Required work:
Reproduce the listing exactly, with no pictures in your copy.

Data:
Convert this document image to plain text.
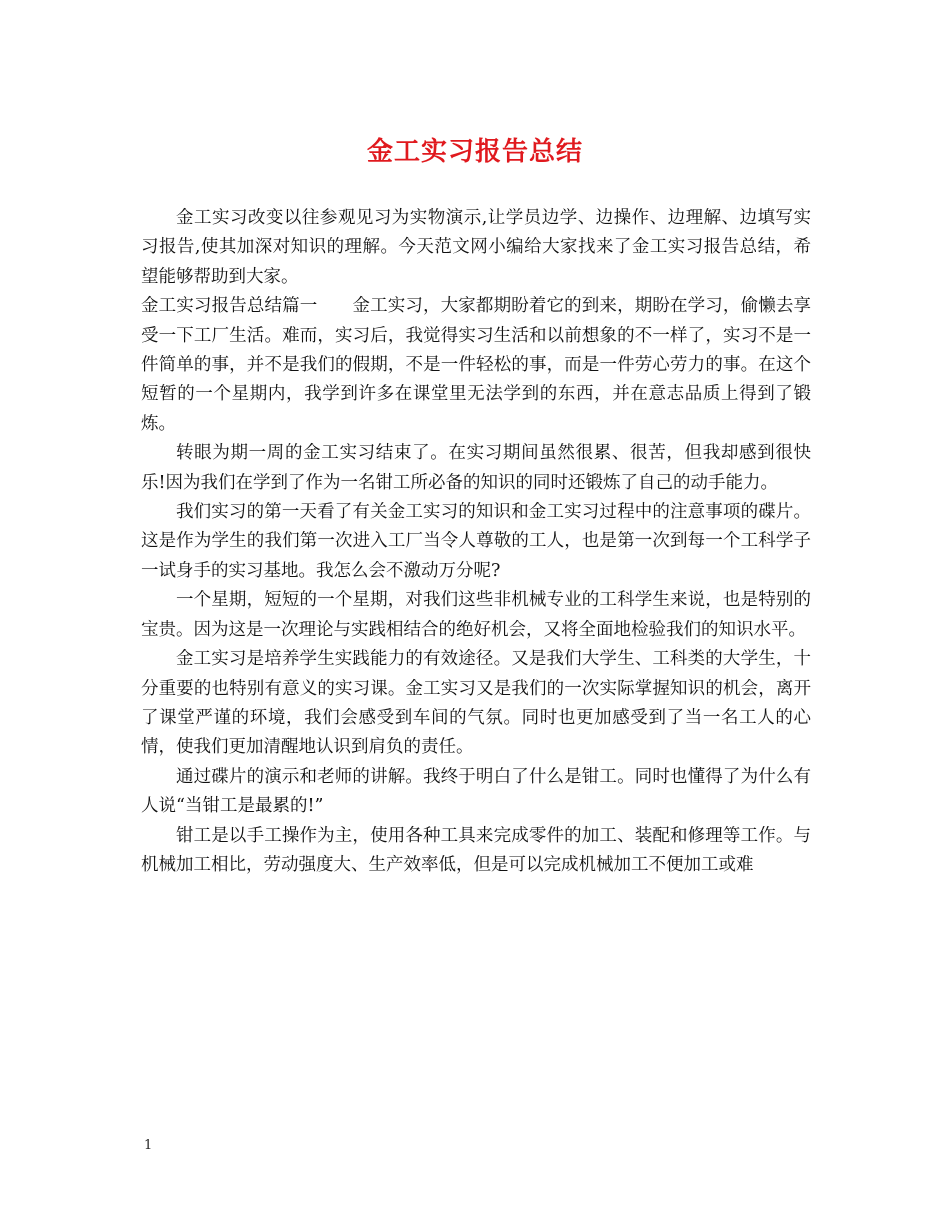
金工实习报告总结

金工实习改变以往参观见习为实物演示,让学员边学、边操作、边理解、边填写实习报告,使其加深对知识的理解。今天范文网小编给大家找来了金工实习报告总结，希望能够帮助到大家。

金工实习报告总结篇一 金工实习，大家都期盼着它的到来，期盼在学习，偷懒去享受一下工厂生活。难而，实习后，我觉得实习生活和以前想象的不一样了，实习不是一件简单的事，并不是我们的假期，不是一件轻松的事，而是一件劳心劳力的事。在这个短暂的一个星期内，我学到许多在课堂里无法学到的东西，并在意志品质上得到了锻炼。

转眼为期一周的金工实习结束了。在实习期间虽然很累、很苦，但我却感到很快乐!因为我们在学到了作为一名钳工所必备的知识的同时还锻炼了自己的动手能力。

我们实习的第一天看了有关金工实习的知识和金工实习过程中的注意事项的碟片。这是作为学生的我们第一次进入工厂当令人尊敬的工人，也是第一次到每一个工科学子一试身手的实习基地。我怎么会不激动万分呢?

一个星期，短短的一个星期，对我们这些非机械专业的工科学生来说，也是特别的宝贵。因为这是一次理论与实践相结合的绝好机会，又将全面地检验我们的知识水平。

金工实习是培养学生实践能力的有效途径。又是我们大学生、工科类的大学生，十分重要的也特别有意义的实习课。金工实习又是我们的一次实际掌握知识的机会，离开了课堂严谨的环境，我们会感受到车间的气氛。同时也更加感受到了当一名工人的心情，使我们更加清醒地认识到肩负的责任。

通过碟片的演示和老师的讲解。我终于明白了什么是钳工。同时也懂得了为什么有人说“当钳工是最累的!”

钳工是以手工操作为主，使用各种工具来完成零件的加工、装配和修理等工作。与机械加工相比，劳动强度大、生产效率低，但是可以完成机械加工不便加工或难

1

Complete answer:
Convert this document image to plain text.
金工实习报告总结

金工实习改变以往参观见习为实物演示,让学员边学、边操作、边理解、边填写实习报告,使其加深对知识的理解。今天范文网小编给大家找来了金工实习报告总结，希望能够帮助到大家。

金工实习报告总结篇一 金工实习，大家都期盼着它的到来，期盼在学习，偷懒去享受一下工厂生活。难而，实习后，我觉得实习生活和以前想象的不一样了，实习不是一件简单的事，并不是我们的假期，不是一件轻松的事，而是一件劳心劳力的事。在这个短暂的一个星期内，我学到许多在课堂里无法学到的东西，并在意志品质上得到了锻炼。

转眼为期一周的金工实习结束了。在实习期间虽然很累、很苦，但我却感到很快乐!因为我们在学到了作为一名钳工所必备的知识的同时还锻炼了自己的动手能力。

我们实习的第一天看了有关金工实习的知识和金工实习过程中的注意事项的碟片。这是作为学生的我们第一次进入工厂当令人尊敬的工人，也是第一次到每一个工科学子一试身手的实习基地。我怎么会不激动万分呢?

一个星期，短短的一个星期，对我们这些非机械专业的工科学生来说，也是特别的宝贵。因为这是一次理论与实践相结合的绝好机会，又将全面地检验我们的知识水平。

金工实习是培养学生实践能力的有效途径。又是我们大学生、工科类的大学生，十分重要的也特别有意义的实习课。金工实习又是我们的一次实际掌握知识的机会，离开了课堂严谨的环境，我们会感受到车间的气氛。同时也更加感受到了当一名工人的心情，使我们更加清醒地认识到肩负的责任。

通过碟片的演示和老师的讲解。我终于明白了什么是钳工。同时也懂得了为什么有人说“当钳工是最累的!”

钳工是以手工操作为主，使用各种工具来完成零件的加工、装配和修理等工作。与机械加工相比，劳动强度大、生产效率低，但是可以完成机械加工不便加工或难

1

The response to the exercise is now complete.